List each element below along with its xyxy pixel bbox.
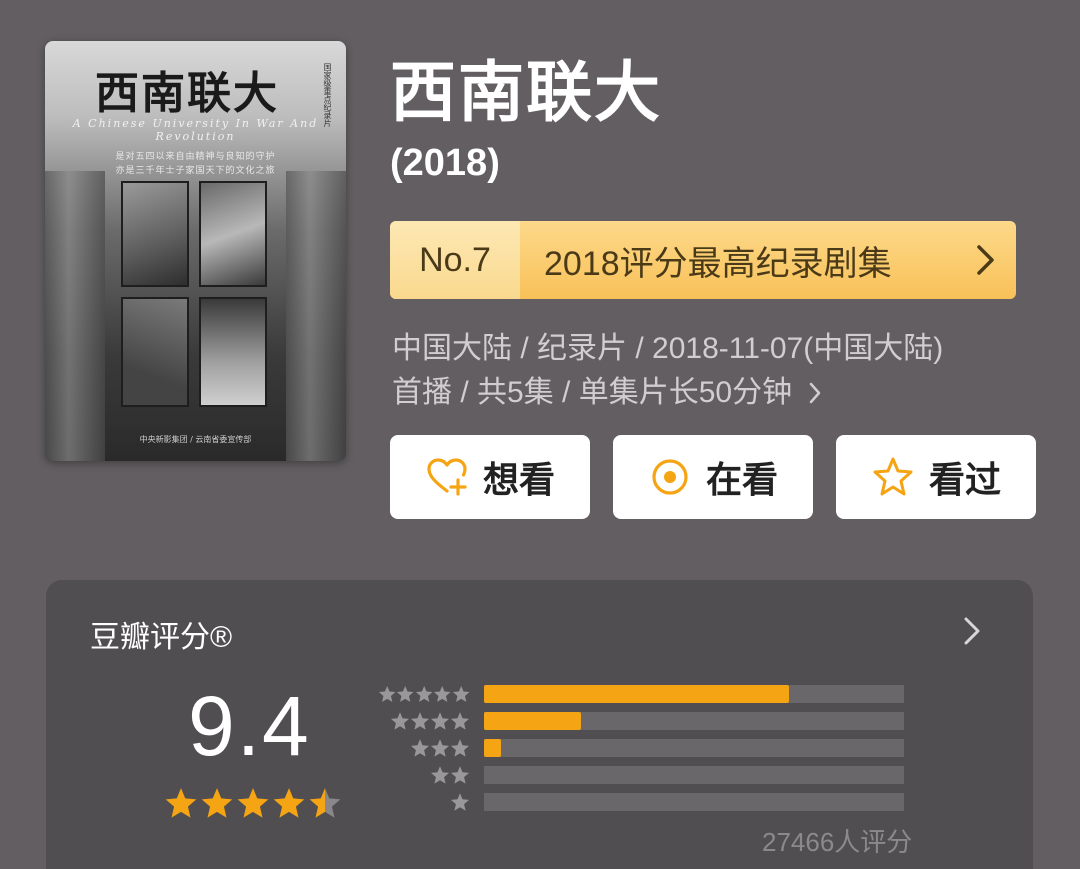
poster-pillar-right <box>286 171 346 461</box>
watched-label: 看过 <box>928 459 1001 500</box>
poster-photo <box>199 181 267 287</box>
rating-score: 9.4 <box>188 679 311 773</box>
star-outline-icon <box>871 455 915 499</box>
watching-label: 在看 <box>705 459 778 500</box>
rating-distribution <box>378 680 904 815</box>
distribution-row <box>378 788 904 815</box>
meta-line-1: 中国大陆 / 纪录片 / 2018-11-07(中国大陆) <box>392 332 944 365</box>
poster-photo <box>199 297 267 407</box>
rating-star-icon <box>164 786 200 822</box>
poster-photo <box>121 297 189 407</box>
poster-pillar-left <box>45 171 105 461</box>
poster-tagline-2: 亦是三千年士子家国天下的文化之旅 <box>115 166 276 176</box>
release-year: (2018) <box>390 142 500 184</box>
distribution-star-label <box>378 765 484 785</box>
poster-image[interactable]: 西南联大 国家级重点纪录片 A Chinese University In Wa… <box>45 41 346 461</box>
distribution-star-label <box>378 684 484 704</box>
rating-star-icon <box>200 786 236 822</box>
watching-button[interactable]: 在看 <box>613 435 813 519</box>
distribution-track <box>484 684 904 703</box>
distribution-bar <box>484 684 790 703</box>
poster-footer: 中央新影集团 / 云南省委宣传部 <box>139 435 252 444</box>
meta-info[interactable]: 中国大陆 / 纪录片 / 2018-11-07(中国大陆) 首播 / 共5集 /… <box>392 327 1052 415</box>
rank-number: No.7 <box>390 221 520 299</box>
rating-star-icon <box>308 786 344 822</box>
rating-star-icon <box>272 786 308 822</box>
average-stars <box>164 786 344 822</box>
circle-dot-icon <box>648 455 692 499</box>
distribution-row <box>378 734 904 761</box>
distribution-row <box>378 761 904 788</box>
rating-label: 豆瓣评分® <box>90 621 233 654</box>
distribution-star-label <box>378 711 484 731</box>
distribution-star-label <box>378 738 484 758</box>
distribution-track <box>484 711 904 730</box>
poster-tagline-1: 是对五四以来自由精神与良知的守护 <box>115 152 276 162</box>
distribution-bar <box>484 738 501 757</box>
meta-line-2: 首播 / 共5集 / 单集片长50分钟 <box>392 376 793 409</box>
distribution-track <box>484 792 904 811</box>
distribution-track <box>484 765 904 784</box>
distribution-row <box>378 707 904 734</box>
distribution-star-label <box>378 792 484 812</box>
distribution-track <box>484 738 904 757</box>
rank-banner[interactable]: No.7 2018评分最高纪录剧集 <box>390 221 1016 299</box>
chevron-right-icon[interactable] <box>962 616 982 650</box>
chevron-right-icon <box>956 221 1016 299</box>
chevron-right-icon <box>808 381 822 405</box>
distribution-bar <box>484 711 582 730</box>
poster-title: 西南联大 <box>95 68 279 119</box>
page-title: 西南联大 <box>390 55 662 129</box>
heart-plus-icon <box>425 455 469 499</box>
poster-photo <box>121 181 189 287</box>
rating-count: 27466人评分 <box>762 827 913 857</box>
distribution-row <box>378 680 904 707</box>
rating-card[interactable]: 豆瓣评分® 9.4 27466人评分 <box>46 580 1033 869</box>
want-to-watch-button[interactable]: 想看 <box>390 435 590 519</box>
poster-subtitle: A Chinese University In War And Revoluti… <box>72 117 319 143</box>
want-to-watch-label: 想看 <box>482 459 555 500</box>
watched-button[interactable]: 看过 <box>836 435 1036 519</box>
rank-text: 2018评分最高纪录剧集 <box>544 244 892 283</box>
rating-star-icon <box>236 786 272 822</box>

Written exercise:
Reproduce the lines above verbatim, omitting the picture.

Solution to the exercise:
List each element below along with its xyxy pixel bbox.
poster-pillar-right <box>286 171 346 461</box>
watched-label: 看过 <box>928 459 1001 500</box>
poster-photo <box>199 181 267 287</box>
rating-score: 9.4 <box>188 679 311 773</box>
star-outline-icon <box>871 455 915 499</box>
watching-label: 在看 <box>705 459 778 500</box>
rating-distribution <box>378 680 904 815</box>
distribution-row <box>378 788 904 815</box>
meta-line-1: 中国大陆 / 纪录片 / 2018-11-07(中国大陆) <box>392 332 944 365</box>
poster-photo <box>199 297 267 407</box>
rating-star-icon <box>164 786 200 822</box>
poster-photo <box>121 297 189 407</box>
poster-pillar-left <box>45 171 105 461</box>
poster-tagline-2: 亦是三千年士子家国天下的文化之旅 <box>115 166 276 176</box>
release-year: (2018) <box>390 142 500 184</box>
distribution-star-label <box>378 765 484 785</box>
poster-image[interactable]: 西南联大 国家级重点纪录片 A Chinese University In Wa… <box>45 41 346 461</box>
distribution-star-label <box>378 684 484 704</box>
rating-star-icon <box>200 786 236 822</box>
watching-button[interactable]: 在看 <box>613 435 813 519</box>
distribution-track <box>484 684 904 703</box>
distribution-bar <box>484 684 790 703</box>
poster-footer: 中央新影集团 / 云南省委宣传部 <box>139 435 252 444</box>
meta-info[interactable]: 中国大陆 / 纪录片 / 2018-11-07(中国大陆) 首播 / 共5集 /… <box>392 327 1052 415</box>
rank-number: No.7 <box>390 221 520 299</box>
rating-star-icon <box>308 786 344 822</box>
rating-star-icon <box>272 786 308 822</box>
average-stars <box>164 786 344 822</box>
circle-dot-icon <box>648 455 692 499</box>
distribution-row <box>378 734 904 761</box>
distribution-row <box>378 761 904 788</box>
rating-label: 豆瓣评分® <box>90 621 233 654</box>
distribution-star-label <box>378 711 484 731</box>
distribution-star-label <box>378 738 484 758</box>
distribution-track <box>484 711 904 730</box>
poster-tagline-1: 是对五四以来自由精神与良知的守护 <box>115 152 276 162</box>
distribution-bar <box>484 738 501 757</box>
meta-line-2: 首播 / 共5集 / 单集片长50分钟 <box>392 376 793 409</box>
distribution-track <box>484 792 904 811</box>
distribution-track <box>484 765 904 784</box>
distribution-row <box>378 707 904 734</box>
distribution-star-label <box>378 792 484 812</box>
distribution-track <box>484 738 904 757</box>
rank-banner[interactable]: No.7 2018评分最高纪录剧集 <box>390 221 1016 299</box>
chevron-right-icon[interactable] <box>962 616 982 650</box>
chevron-right-icon <box>956 221 1016 299</box>
chevron-right-icon <box>808 381 822 405</box>
distribution-bar <box>484 711 582 730</box>
poster-title: 西南联大 <box>95 68 279 119</box>
page-title: 西南联大 <box>390 55 662 129</box>
heart-plus-icon <box>425 455 469 499</box>
poster-photo <box>121 181 189 287</box>
rating-count: 27466人评分 <box>762 827 913 857</box>
distribution-row <box>378 680 904 707</box>
rating-card[interactable]: 豆瓣评分® 9.4 27466人评分 <box>46 580 1033 869</box>
want-to-watch-button[interactable]: 想看 <box>390 435 590 519</box>
poster-subtitle: A Chinese University In War And Revoluti… <box>72 117 319 143</box>
want-to-watch-label: 想看 <box>482 459 555 500</box>
watched-button[interactable]: 看过 <box>836 435 1036 519</box>
rank-text: 2018评分最高纪录剧集 <box>544 244 892 283</box>
rating-star-icon <box>236 786 272 822</box>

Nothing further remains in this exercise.